## Set exercise
Give the number of lines in the data that hold the word "було", and nothing else.

····················

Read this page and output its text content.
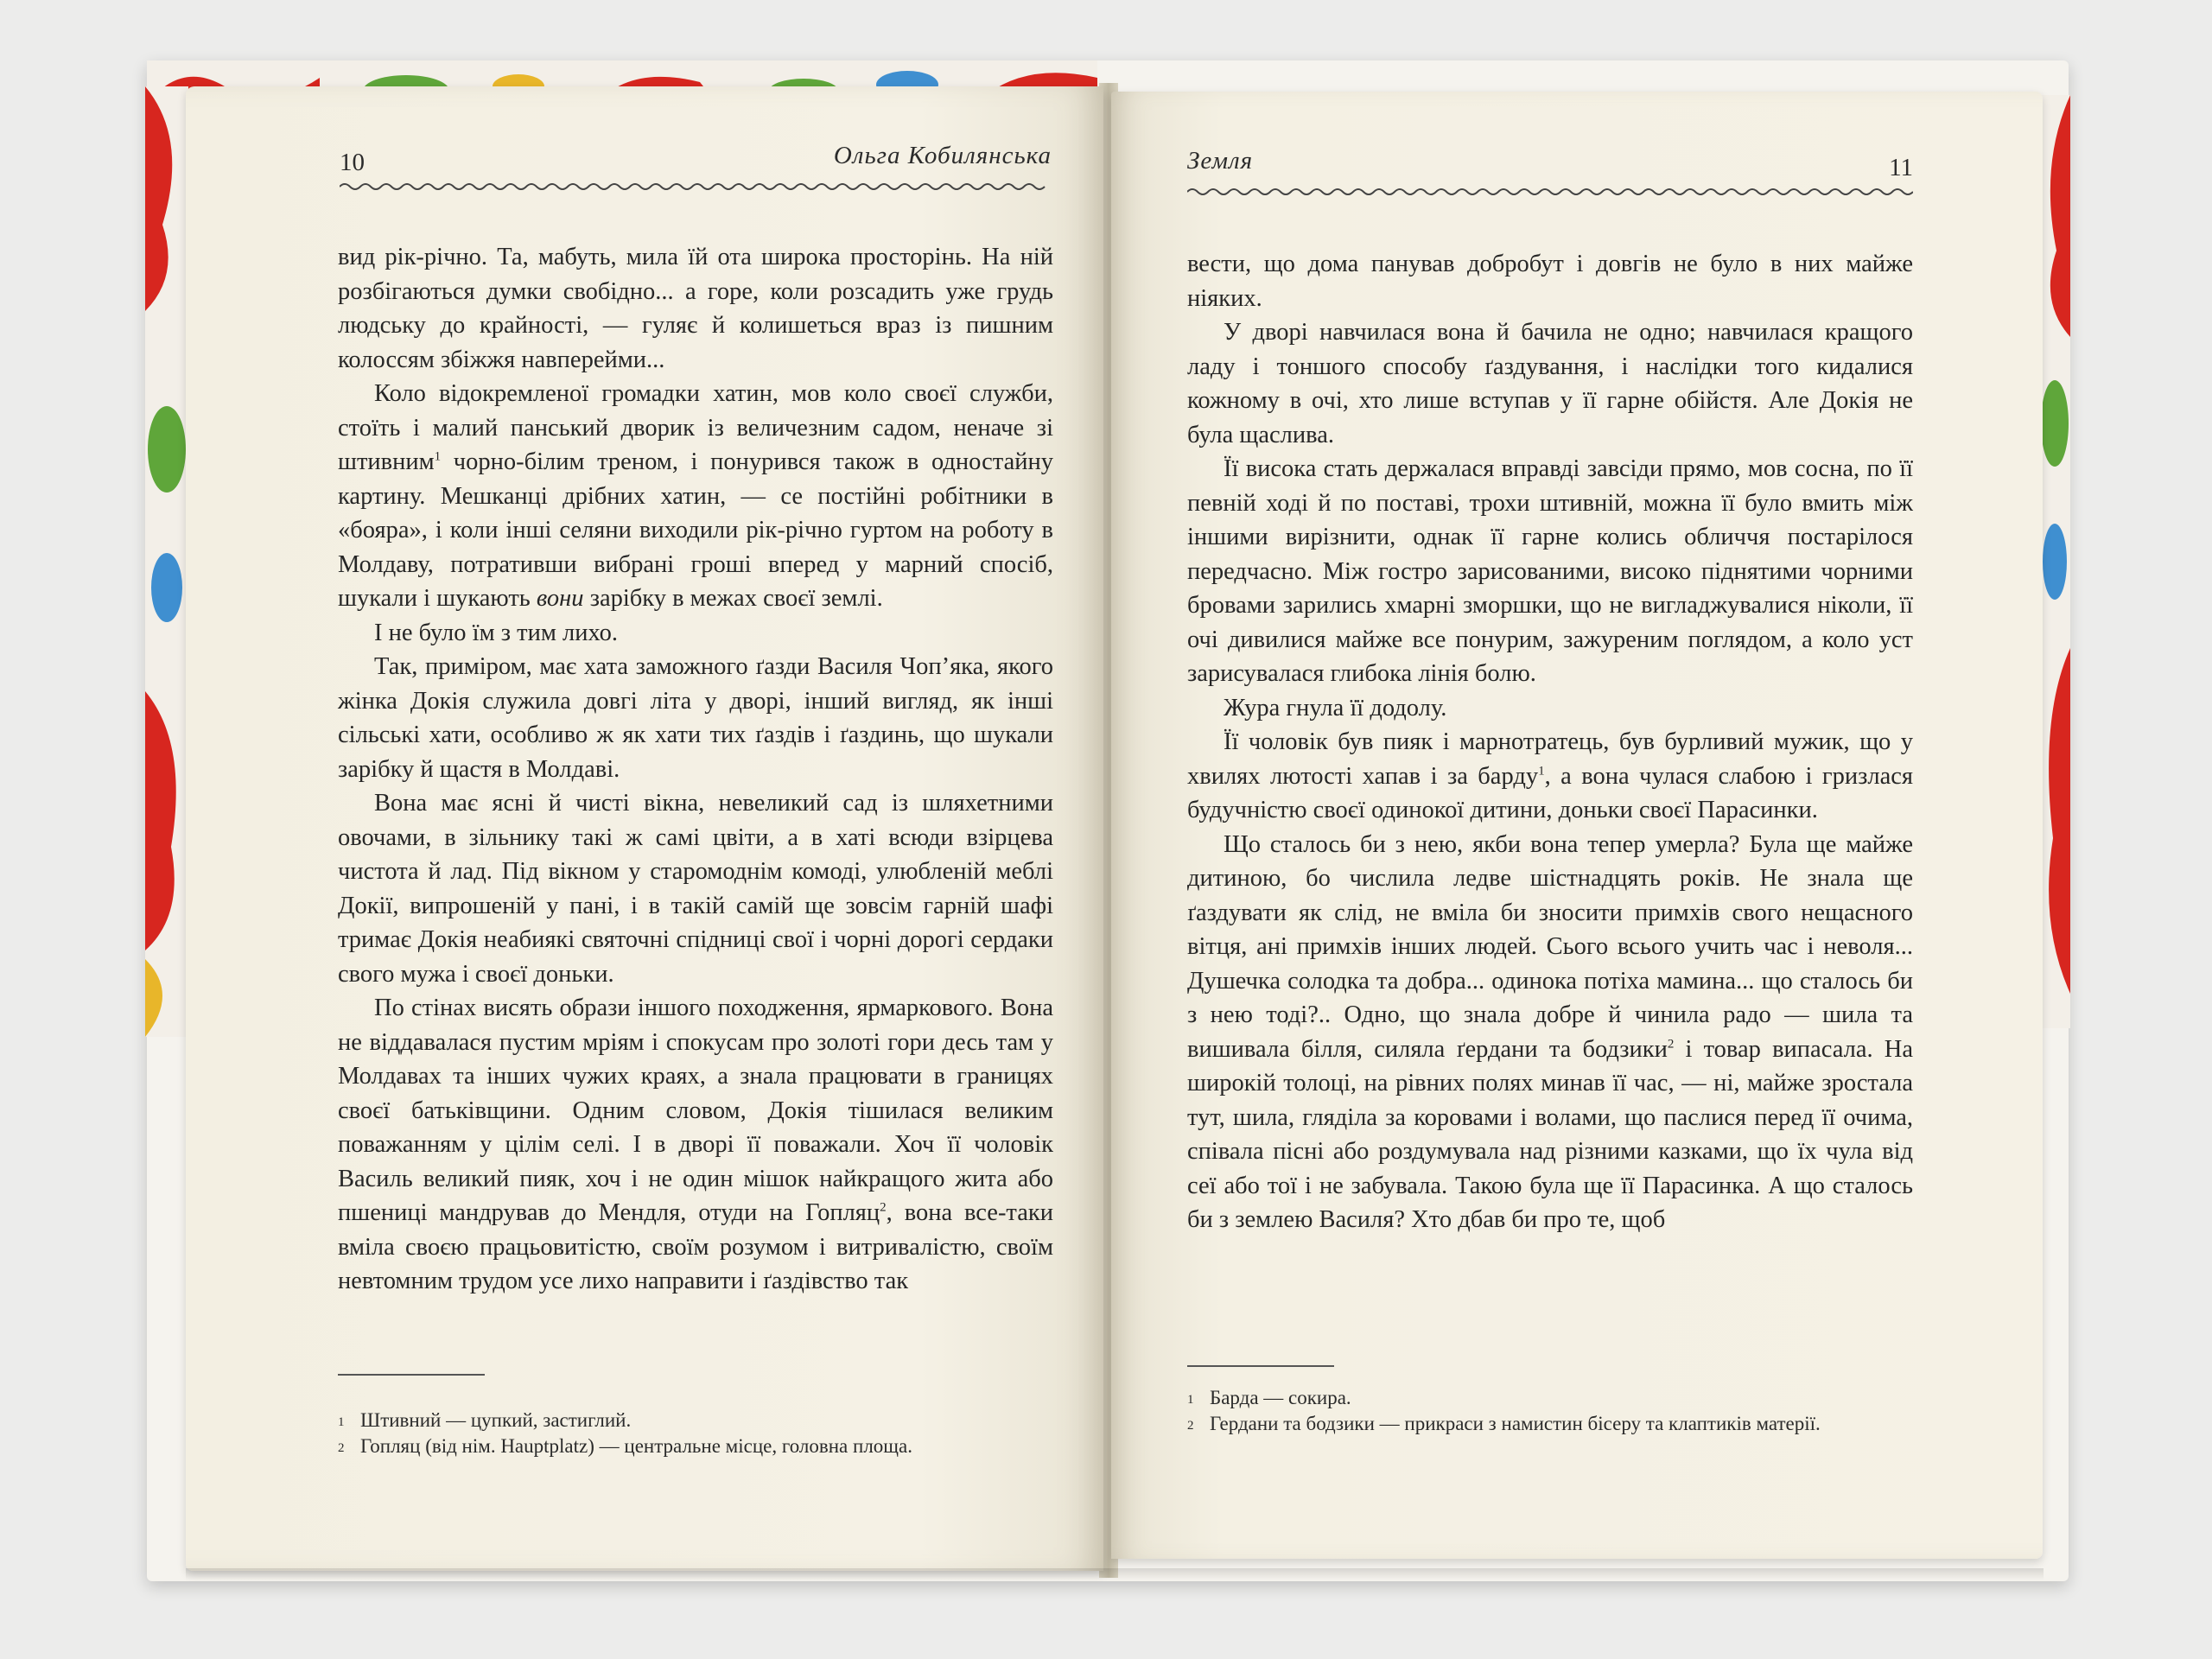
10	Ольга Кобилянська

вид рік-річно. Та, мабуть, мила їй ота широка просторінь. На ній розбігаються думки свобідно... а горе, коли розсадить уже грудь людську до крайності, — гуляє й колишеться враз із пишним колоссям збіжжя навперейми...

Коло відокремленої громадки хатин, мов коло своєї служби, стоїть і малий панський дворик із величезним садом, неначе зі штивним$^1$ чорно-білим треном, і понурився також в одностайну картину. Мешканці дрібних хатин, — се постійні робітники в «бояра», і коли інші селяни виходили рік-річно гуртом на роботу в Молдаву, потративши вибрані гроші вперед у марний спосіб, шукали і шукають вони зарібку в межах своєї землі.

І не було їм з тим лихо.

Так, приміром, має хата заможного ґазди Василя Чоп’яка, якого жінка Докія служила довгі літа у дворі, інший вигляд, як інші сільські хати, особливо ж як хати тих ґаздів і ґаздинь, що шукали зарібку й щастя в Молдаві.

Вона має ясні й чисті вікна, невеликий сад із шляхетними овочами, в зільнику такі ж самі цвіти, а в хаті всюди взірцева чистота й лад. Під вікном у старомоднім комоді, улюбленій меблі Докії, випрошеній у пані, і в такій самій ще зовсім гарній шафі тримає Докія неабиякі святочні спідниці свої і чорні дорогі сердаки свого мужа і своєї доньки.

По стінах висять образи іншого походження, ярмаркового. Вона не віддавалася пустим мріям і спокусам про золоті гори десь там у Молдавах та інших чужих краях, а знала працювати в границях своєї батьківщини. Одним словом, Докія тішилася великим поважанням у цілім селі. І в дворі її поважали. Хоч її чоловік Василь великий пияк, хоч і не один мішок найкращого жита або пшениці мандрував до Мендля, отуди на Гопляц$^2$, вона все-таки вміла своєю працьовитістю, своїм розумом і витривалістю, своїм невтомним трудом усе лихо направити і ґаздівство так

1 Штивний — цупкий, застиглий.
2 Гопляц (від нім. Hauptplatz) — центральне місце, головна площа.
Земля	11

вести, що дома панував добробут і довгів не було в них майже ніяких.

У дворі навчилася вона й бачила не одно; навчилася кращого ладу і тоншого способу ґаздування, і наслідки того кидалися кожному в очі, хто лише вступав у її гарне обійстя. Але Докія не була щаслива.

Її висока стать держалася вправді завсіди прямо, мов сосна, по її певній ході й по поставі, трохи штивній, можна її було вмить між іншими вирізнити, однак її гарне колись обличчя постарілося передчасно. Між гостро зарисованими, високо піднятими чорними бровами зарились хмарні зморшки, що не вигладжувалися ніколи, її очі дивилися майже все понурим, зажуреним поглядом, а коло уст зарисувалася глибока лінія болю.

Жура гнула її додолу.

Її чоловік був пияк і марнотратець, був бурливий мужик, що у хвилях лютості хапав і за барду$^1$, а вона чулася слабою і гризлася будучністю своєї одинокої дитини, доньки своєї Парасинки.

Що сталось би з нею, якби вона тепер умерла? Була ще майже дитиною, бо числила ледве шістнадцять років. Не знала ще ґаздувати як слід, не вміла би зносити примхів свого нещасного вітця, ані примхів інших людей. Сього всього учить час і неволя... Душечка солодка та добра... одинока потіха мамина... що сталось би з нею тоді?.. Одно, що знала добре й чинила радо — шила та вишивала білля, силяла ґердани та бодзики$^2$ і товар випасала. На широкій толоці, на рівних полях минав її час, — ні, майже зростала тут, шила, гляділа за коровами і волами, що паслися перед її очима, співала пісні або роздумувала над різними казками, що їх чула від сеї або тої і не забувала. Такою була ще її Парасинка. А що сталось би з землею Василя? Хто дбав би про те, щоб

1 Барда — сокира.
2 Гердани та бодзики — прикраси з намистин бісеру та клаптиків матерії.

····················

## Reply
3